— BEGIN —

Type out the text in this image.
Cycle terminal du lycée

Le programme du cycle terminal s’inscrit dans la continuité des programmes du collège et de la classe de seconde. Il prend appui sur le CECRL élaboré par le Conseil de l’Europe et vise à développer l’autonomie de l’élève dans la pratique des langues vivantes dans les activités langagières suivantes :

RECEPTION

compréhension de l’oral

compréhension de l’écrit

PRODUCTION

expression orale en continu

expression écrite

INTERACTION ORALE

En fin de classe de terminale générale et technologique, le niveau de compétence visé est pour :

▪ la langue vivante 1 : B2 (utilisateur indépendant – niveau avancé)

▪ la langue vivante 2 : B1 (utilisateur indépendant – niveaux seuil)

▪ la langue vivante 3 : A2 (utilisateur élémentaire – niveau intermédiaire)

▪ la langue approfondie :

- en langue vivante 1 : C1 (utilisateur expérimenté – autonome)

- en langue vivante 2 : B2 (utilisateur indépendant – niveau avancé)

— END —

**THE PROBLEM:** Check each line of the data above for the word "compréhension" and say how many lines have it. Give the number alone.

**TASK OUTPUT:** 2